- [TASK MATERIAL]:

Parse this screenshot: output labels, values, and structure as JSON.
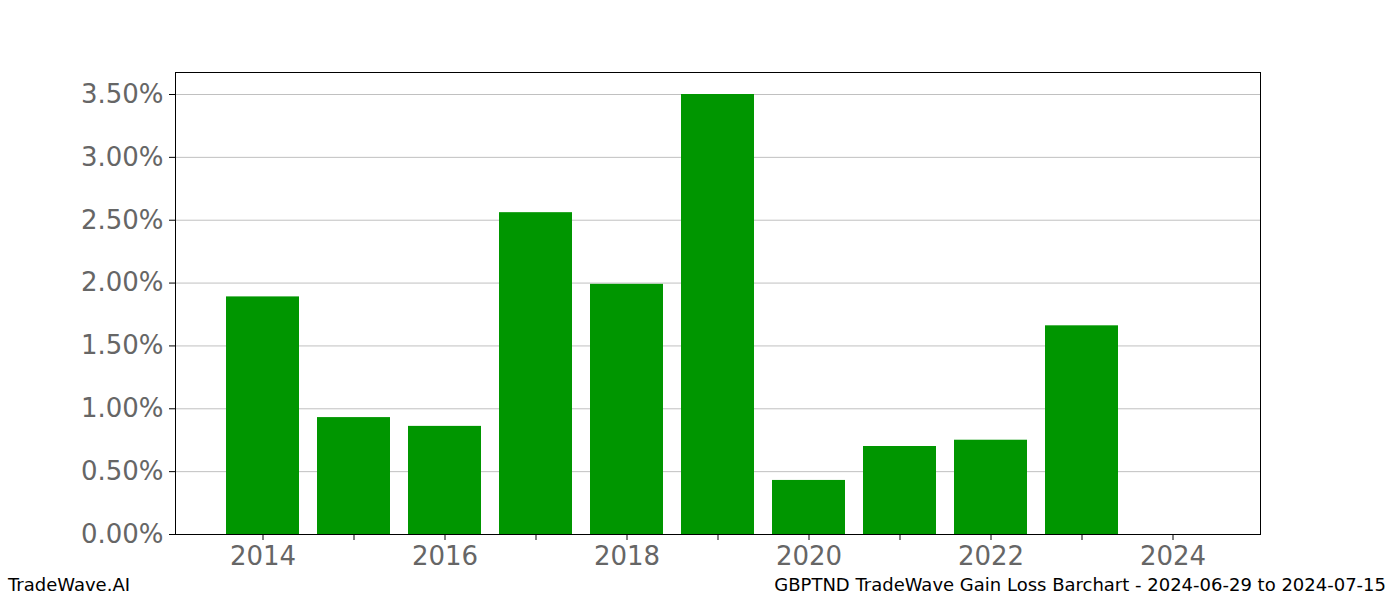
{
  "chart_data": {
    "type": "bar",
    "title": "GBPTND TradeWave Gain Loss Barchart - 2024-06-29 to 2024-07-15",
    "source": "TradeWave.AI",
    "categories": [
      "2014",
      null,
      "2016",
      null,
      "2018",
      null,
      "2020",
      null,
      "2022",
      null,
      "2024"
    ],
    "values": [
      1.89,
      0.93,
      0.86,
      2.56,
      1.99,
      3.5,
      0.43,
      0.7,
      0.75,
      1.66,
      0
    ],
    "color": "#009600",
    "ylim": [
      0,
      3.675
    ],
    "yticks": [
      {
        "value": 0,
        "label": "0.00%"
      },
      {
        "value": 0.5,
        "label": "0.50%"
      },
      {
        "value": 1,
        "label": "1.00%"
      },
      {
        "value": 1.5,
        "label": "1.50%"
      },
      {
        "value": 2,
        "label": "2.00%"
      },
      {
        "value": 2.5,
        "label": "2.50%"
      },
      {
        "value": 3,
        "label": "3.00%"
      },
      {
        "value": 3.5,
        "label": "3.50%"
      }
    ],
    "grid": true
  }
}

- [WRITTEN TASK]: Repeat the data exactly, excluding the pictures.

- [SOLUTION FOR THIS EXERCISE]:
Parse this screenshot: output labels, values, and structure as JSON.
{
  "chart_data": {
    "type": "bar",
    "title": "GBPTND TradeWave Gain Loss Barchart - 2024-06-29 to 2024-07-15",
    "source": "TradeWave.AI",
    "categories": [
      "2014",
      null,
      "2016",
      null,
      "2018",
      null,
      "2020",
      null,
      "2022",
      null,
      "2024"
    ],
    "values": [
      1.89,
      0.93,
      0.86,
      2.56,
      1.99,
      3.5,
      0.43,
      0.7,
      0.75,
      1.66,
      0
    ],
    "color": "#009600",
    "ylim": [
      0,
      3.675
    ],
    "yticks": [
      {
        "value": 0,
        "label": "0.00%"
      },
      {
        "value": 0.5,
        "label": "0.50%"
      },
      {
        "value": 1,
        "label": "1.00%"
      },
      {
        "value": 1.5,
        "label": "1.50%"
      },
      {
        "value": 2,
        "label": "2.00%"
      },
      {
        "value": 2.5,
        "label": "2.50%"
      },
      {
        "value": 3,
        "label": "3.00%"
      },
      {
        "value": 3.5,
        "label": "3.50%"
      }
    ],
    "grid": true
  }
}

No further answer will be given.